Work required:
Copy each line of the entries that contains the word "Brunelleschi".

Information shown:
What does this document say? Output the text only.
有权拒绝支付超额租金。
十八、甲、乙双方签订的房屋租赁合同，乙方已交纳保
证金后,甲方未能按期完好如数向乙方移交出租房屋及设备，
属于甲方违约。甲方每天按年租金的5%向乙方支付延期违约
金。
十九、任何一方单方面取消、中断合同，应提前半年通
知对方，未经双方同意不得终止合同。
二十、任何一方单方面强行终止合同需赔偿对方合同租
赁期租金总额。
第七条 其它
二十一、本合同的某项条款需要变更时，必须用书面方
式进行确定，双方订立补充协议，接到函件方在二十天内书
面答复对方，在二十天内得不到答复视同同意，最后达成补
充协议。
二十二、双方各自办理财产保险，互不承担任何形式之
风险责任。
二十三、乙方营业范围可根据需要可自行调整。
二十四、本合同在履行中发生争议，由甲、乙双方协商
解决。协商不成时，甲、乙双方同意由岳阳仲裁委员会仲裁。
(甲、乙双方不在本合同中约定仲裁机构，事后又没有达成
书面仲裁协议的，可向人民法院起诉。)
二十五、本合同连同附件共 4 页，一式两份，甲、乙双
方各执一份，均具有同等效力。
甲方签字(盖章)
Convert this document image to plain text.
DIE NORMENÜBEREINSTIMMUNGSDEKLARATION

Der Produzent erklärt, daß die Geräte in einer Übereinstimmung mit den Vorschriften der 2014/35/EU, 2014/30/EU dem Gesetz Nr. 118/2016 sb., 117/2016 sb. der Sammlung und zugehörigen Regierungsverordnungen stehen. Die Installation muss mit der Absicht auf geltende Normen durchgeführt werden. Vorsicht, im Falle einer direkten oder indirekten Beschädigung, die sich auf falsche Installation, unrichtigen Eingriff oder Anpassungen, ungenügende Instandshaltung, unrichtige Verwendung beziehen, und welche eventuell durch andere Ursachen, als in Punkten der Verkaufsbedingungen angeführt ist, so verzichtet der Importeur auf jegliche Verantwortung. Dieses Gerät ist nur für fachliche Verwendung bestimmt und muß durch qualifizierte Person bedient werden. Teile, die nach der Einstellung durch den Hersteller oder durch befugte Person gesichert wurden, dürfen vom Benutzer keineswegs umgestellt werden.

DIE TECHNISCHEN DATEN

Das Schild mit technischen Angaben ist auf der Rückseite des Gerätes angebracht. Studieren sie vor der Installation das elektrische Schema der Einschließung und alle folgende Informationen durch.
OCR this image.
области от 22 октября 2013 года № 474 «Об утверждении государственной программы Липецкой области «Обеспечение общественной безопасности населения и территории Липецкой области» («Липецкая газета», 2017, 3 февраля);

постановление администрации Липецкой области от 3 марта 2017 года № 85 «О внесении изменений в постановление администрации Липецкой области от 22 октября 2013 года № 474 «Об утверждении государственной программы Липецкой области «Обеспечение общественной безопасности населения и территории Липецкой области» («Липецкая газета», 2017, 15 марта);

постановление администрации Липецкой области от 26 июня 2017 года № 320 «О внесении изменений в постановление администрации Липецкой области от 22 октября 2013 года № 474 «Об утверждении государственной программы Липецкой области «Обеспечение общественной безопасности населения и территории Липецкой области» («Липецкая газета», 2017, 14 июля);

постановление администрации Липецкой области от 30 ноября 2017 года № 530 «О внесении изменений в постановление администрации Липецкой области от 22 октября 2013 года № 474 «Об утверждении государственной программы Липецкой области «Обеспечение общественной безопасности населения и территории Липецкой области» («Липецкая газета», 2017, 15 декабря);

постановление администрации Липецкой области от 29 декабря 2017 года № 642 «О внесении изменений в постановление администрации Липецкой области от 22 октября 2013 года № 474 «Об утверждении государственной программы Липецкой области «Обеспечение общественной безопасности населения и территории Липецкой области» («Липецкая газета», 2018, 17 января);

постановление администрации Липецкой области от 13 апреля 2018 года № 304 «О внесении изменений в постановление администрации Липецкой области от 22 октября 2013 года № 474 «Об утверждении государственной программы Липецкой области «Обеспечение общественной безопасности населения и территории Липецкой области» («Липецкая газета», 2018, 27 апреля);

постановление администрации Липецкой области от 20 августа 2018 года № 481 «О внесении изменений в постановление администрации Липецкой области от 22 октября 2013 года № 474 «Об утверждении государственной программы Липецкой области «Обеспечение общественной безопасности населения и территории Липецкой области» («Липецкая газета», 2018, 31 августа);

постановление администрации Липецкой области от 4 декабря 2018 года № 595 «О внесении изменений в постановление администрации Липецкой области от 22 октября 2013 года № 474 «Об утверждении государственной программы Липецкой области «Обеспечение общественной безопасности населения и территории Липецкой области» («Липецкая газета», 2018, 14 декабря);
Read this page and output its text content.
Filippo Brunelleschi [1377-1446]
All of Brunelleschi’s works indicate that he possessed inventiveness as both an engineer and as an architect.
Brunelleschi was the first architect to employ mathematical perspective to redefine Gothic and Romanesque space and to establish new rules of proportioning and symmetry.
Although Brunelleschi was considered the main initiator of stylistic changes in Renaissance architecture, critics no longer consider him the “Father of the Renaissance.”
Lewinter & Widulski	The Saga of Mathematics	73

Right answer:
Filippo Brunelleschi [1377-1446]
All of Brunelleschi’s works indicate that he possessed inventiveness as both an engineer and as an architect.
Brunelleschi was the first architect to employ mathematical perspective to redefine Gothic and Romanesque space and to establish new rules of proportioning and symmetry.
Although Brunelleschi was considered the main initiator of stylistic changes in Renaissance architecture, critics no longer consider him the “Father of the Renaissance.”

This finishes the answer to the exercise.